● Saved entries

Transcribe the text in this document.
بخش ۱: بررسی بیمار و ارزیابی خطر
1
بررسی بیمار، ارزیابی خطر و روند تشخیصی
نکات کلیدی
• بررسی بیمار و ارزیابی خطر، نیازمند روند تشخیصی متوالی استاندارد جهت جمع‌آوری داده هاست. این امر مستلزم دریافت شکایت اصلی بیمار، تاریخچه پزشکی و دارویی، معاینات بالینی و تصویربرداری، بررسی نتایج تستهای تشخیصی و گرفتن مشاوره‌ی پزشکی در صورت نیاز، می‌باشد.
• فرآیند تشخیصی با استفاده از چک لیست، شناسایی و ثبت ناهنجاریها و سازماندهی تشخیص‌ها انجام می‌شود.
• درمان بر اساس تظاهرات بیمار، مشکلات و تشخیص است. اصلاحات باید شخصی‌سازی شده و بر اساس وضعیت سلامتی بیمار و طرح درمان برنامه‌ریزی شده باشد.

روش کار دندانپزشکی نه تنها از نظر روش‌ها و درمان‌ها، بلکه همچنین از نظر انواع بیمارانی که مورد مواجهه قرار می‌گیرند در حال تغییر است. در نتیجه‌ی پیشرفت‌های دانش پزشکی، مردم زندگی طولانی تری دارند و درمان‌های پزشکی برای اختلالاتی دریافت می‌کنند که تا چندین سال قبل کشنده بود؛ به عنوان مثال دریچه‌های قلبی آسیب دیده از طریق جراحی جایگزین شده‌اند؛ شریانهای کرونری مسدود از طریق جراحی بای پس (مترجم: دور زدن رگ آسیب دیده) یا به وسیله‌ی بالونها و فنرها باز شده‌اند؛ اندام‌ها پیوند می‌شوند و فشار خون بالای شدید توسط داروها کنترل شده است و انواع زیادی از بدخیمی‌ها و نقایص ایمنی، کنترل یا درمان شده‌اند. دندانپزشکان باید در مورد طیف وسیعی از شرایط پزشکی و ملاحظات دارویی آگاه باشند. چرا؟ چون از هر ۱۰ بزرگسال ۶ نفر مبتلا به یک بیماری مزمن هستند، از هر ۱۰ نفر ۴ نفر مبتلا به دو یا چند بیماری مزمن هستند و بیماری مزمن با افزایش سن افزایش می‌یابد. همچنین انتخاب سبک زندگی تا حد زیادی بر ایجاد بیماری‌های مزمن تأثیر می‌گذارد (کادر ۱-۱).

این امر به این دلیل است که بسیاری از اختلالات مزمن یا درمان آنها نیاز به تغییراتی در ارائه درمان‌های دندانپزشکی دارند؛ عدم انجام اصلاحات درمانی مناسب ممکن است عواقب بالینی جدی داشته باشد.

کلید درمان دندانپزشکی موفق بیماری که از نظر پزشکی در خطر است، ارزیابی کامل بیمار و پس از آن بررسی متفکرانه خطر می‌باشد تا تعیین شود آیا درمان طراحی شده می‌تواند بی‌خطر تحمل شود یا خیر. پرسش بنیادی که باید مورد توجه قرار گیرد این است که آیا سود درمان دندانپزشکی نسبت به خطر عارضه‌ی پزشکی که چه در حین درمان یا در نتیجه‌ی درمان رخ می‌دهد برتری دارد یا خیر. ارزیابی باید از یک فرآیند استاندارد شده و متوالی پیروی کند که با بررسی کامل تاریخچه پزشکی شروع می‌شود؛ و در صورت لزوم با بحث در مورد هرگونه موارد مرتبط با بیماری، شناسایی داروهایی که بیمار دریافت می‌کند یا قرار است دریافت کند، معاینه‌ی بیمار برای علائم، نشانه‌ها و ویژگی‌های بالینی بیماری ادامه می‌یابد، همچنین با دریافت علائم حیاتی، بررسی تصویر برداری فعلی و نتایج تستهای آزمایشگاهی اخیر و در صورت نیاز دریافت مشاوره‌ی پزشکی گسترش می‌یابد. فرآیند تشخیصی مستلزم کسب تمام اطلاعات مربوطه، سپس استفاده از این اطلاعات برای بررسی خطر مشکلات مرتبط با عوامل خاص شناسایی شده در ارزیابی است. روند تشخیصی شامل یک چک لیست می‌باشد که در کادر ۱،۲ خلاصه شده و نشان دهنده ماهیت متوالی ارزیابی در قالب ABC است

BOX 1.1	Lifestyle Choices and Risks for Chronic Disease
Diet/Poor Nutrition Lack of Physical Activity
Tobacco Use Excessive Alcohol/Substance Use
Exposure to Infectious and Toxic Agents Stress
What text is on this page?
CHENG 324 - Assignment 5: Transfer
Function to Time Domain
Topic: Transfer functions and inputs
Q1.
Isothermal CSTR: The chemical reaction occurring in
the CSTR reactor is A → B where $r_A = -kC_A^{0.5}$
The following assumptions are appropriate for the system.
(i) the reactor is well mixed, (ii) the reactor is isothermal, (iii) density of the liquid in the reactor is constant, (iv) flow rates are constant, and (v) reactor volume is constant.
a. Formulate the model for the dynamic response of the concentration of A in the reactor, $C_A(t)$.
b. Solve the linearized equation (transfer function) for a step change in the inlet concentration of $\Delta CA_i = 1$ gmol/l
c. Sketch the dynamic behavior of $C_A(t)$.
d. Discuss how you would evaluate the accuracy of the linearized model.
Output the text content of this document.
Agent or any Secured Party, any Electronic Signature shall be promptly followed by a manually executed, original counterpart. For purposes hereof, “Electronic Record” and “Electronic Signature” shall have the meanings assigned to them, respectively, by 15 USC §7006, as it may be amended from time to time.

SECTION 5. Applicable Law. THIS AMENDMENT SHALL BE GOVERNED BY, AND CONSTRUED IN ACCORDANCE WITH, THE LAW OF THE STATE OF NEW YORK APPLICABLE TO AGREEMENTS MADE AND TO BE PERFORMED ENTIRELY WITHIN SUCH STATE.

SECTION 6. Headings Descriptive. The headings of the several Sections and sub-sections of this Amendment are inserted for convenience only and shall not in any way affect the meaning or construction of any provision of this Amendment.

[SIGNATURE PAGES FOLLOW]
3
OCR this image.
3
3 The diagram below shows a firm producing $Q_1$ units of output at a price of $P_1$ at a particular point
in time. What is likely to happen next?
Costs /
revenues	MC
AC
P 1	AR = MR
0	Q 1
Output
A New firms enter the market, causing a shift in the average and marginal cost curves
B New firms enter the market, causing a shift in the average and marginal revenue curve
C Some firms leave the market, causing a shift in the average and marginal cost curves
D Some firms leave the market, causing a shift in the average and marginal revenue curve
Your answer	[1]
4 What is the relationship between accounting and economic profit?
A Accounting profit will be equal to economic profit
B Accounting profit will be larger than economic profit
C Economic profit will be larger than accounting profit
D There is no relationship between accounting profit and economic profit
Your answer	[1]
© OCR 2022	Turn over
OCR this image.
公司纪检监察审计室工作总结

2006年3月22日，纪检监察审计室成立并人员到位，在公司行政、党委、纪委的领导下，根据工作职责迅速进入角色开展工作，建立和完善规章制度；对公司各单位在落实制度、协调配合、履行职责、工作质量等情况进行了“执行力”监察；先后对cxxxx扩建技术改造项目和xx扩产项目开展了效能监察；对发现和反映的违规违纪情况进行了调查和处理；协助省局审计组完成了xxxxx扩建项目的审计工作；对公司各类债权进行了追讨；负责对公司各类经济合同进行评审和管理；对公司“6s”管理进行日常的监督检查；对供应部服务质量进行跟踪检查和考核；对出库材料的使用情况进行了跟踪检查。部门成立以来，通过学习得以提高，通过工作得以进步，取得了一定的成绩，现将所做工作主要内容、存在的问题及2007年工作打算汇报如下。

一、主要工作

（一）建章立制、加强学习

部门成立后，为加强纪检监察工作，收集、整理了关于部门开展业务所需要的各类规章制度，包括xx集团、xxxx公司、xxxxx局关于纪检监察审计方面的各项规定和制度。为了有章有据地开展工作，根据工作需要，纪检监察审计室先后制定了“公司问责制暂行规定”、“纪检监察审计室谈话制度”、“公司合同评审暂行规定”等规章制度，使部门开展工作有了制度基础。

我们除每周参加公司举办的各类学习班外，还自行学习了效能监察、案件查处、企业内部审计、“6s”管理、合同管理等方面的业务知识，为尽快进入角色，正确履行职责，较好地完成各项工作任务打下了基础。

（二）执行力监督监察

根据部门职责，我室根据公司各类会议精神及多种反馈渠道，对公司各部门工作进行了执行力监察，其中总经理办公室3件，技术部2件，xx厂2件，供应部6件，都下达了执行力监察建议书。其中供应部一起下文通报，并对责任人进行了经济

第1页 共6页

● EXERCISE TASK
Show the lines where the word "SECTION" appears in the entries.

● FINISHED ANSWER
SECTION 5. Applicable Law. THIS AMENDMENT SHALL BE GOVERNED BY, AND CONSTRUED IN ACCORDANCE WITH, THE LAW OF THE STATE OF NEW YORK APPLICABLE TO AGREEMENTS MADE AND TO BE PERFORMED ENTIRELY WITHIN SUCH STATE.
SECTION 6. Headings Descriptive. The headings of the several Sections and sub-sections of this Amendment are inserted for convenience only and shall not in any way affect the meaning or construction of any provision of this Amendment.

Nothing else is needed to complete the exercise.